Requirement » Write every record out again exactly as given.

=== Supplied entries ===

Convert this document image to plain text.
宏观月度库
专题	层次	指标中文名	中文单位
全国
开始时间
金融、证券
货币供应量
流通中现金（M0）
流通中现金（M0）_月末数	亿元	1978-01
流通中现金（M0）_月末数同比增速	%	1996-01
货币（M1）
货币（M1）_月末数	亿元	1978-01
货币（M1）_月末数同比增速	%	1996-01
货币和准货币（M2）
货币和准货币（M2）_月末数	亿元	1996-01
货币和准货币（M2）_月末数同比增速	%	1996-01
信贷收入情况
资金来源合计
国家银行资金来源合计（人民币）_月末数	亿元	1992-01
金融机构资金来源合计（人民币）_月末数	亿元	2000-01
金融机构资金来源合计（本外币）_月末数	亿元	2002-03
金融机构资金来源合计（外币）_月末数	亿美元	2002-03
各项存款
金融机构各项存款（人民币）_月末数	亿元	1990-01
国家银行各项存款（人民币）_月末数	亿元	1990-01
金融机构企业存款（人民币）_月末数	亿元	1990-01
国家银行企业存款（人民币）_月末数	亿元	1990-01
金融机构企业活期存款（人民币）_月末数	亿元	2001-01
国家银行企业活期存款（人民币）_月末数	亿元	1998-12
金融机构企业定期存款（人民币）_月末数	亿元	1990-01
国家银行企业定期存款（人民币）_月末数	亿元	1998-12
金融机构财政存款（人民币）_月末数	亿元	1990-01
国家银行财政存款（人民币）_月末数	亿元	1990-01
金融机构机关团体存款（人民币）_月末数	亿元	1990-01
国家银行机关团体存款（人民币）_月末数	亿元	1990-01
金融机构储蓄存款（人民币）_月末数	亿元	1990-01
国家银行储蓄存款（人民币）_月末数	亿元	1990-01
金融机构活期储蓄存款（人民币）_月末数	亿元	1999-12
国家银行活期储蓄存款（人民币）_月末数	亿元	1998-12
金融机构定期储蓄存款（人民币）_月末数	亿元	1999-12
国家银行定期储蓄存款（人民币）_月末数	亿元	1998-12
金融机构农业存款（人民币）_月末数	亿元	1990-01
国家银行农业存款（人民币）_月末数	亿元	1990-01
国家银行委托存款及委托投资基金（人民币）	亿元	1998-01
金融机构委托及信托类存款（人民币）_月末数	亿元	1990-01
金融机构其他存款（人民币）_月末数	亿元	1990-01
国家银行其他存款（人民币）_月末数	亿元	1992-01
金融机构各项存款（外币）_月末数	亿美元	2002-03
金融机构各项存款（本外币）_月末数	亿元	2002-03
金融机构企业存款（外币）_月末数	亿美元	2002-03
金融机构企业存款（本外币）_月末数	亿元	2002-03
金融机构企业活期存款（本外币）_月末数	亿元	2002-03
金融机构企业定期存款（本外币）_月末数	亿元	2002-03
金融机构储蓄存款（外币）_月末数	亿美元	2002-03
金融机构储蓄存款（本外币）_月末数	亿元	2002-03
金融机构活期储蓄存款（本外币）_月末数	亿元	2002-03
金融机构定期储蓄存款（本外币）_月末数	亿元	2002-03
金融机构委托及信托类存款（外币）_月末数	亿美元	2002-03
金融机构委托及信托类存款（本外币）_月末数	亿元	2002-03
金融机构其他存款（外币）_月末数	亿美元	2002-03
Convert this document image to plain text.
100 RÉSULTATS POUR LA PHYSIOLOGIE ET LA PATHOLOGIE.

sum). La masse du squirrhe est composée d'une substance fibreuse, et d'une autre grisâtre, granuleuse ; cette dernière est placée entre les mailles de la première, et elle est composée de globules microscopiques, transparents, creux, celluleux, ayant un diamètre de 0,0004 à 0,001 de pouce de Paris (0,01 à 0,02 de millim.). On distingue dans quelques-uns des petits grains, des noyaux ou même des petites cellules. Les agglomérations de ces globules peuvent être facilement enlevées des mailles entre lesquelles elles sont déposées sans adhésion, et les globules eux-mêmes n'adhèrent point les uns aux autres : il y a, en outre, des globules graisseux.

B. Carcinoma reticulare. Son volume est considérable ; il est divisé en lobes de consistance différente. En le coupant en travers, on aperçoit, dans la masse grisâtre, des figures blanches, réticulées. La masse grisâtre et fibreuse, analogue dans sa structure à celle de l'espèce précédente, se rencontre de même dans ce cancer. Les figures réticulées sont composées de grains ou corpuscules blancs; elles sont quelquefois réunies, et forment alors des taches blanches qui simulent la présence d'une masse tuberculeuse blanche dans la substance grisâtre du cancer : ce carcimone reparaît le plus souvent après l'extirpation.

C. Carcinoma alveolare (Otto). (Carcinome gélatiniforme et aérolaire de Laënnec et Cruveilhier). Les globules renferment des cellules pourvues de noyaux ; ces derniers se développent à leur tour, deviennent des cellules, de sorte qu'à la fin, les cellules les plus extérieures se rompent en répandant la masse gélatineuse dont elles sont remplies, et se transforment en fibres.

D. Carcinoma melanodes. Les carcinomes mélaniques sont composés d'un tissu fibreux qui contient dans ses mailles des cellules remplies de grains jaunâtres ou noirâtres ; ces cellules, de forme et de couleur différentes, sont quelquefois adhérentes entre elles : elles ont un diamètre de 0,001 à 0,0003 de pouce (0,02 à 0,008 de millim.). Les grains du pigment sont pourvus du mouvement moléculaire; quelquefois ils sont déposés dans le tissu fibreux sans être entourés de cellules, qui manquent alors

===

Right answer »
Convert this document image to plain text.
宏观月度库
专题	层次	指标中文名	中文单位
全国
开始时间
金融、证券
货币供应量
流通中现金（M0）
流通中现金（M0）_月末数	亿元	1978-01
流通中现金（M0）_月末数同比增速	%	1996-01
货币（M1）
货币（M1）_月末数	亿元	1978-01
货币（M1）_月末数同比增速	%	1996-01
货币和准货币（M2）
货币和准货币（M2）_月末数	亿元	1996-01
货币和准货币（M2）_月末数同比增速	%	1996-01
信贷收入情况
资金来源合计
国家银行资金来源合计（人民币）_月末数	亿元	1992-01
金融机构资金来源合计（人民币）_月末数	亿元	2000-01
金融机构资金来源合计（本外币）_月末数	亿元	2002-03
金融机构资金来源合计（外币）_月末数	亿美元	2002-03
各项存款
金融机构各项存款（人民币）_月末数	亿元	1990-01
国家银行各项存款（人民币）_月末数	亿元	1990-01
金融机构企业存款（人民币）_月末数	亿元	1990-01
国家银行企业存款（人民币）_月末数	亿元	1990-01
金融机构企业活期存款（人民币）_月末数	亿元	2001-01
国家银行企业活期存款（人民币）_月末数	亿元	1998-12
金融机构企业定期存款（人民币）_月末数	亿元	1990-01
国家银行企业定期存款（人民币）_月末数	亿元	1998-12
金融机构财政存款（人民币）_月末数	亿元	1990-01
国家银行财政存款（人民币）_月末数	亿元	1990-01
金融机构机关团体存款（人民币）_月末数	亿元	1990-01
国家银行机关团体存款（人民币）_月末数	亿元	1990-01
金融机构储蓄存款（人民币）_月末数	亿元	1990-01
国家银行储蓄存款（人民币）_月末数	亿元	1990-01
金融机构活期储蓄存款（人民币）_月末数	亿元	1999-12
国家银行活期储蓄存款（人民币）_月末数	亿元	1998-12
金融机构定期储蓄存款（人民币）_月末数	亿元	1999-12
国家银行定期储蓄存款（人民币）_月末数	亿元	1998-12
金融机构农业存款（人民币）_月末数	亿元	1990-01
国家银行农业存款（人民币）_月末数	亿元	1990-01
国家银行委托存款及委托投资基金（人民币）	亿元	1998-01
金融机构委托及信托类存款（人民币）_月末数	亿元	1990-01
金融机构其他存款（人民币）_月末数	亿元	1990-01
国家银行其他存款（人民币）_月末数	亿元	1992-01
金融机构各项存款（外币）_月末数	亿美元	2002-03
金融机构各项存款（本外币）_月末数	亿元	2002-03
金融机构企业存款（外币）_月末数	亿美元	2002-03
金融机构企业存款（本外币）_月末数	亿元	2002-03
金融机构企业活期存款（本外币）_月末数	亿元	2002-03
金融机构企业定期存款（本外币）_月末数	亿元	2002-03
金融机构储蓄存款（外币）_月末数	亿美元	2002-03
金融机构储蓄存款（本外币）_月末数	亿元	2002-03
金融机构活期储蓄存款（本外币）_月末数	亿元	2002-03
金融机构定期储蓄存款（本外币）_月末数	亿元	2002-03
金融机构委托及信托类存款（外币）_月末数	亿美元	2002-03
金融机构委托及信托类存款（本外币）_月末数	亿元	2002-03
金融机构其他存款（外币）_月末数	亿美元	2002-03
Convert this document image to plain text.
100 RÉSULTATS POUR LA PHYSIOLOGIE ET LA PATHOLOGIE.

sum). La masse du squirrhe est composée d'une substance fibreuse, et d'une autre grisâtre, granuleuse ; cette dernière est placée entre les mailles de la première, et elle est composée de globules microscopiques, transparents, creux, celluleux, ayant un diamètre de 0,0004 à 0,001 de pouce de Paris (0,01 à 0,02 de millim.). On distingue dans quelques-uns des petits grains, des noyaux ou même des petites cellules. Les agglomérations de ces globules peuvent être facilement enlevées des mailles entre lesquelles elles sont déposées sans adhésion, et les globules eux-mêmes n'adhèrent point les uns aux autres : il y a, en outre, des globules graisseux.

B. Carcinoma reticulare. Son volume est considérable ; il est divisé en lobes de consistance différente. En le coupant en travers, on aperçoit, dans la masse grisâtre, des figures blanches, réticulées. La masse grisâtre et fibreuse, analogue dans sa structure à celle de l'espèce précédente, se rencontre de même dans ce cancer. Les figures réticulées sont composées de grains ou corpuscules blancs; elles sont quelquefois réunies, et forment alors des taches blanches qui simulent la présence d'une masse tuberculeuse blanche dans la substance grisâtre du cancer : ce carcimone reparaît le plus souvent après l'extirpation.

C. Carcinoma alveolare (Otto). (Carcinome gélatiniforme et aérolaire de Laënnec et Cruveilhier). Les globules renferment des cellules pourvues de noyaux ; ces derniers se développent à leur tour, deviennent des cellules, de sorte qu'à la fin, les cellules les plus extérieures se rompent en répandant la masse gélatineuse dont elles sont remplies, et se transforment en fibres.

D. Carcinoma melanodes. Les carcinomes mélaniques sont composés d'un tissu fibreux qui contient dans ses mailles des cellules remplies de grains jaunâtres ou noirâtres ; ces cellules, de forme et de couleur différentes, sont quelquefois adhérentes entre elles : elles ont un diamètre de 0,001 à 0,0003 de pouce (0,02 à 0,008 de millim.). Les grains du pigment sont pourvus du mouvement moléculaire; quelquefois ils sont déposés dans le tissu fibreux sans être entourés de cellules, qui manquent alors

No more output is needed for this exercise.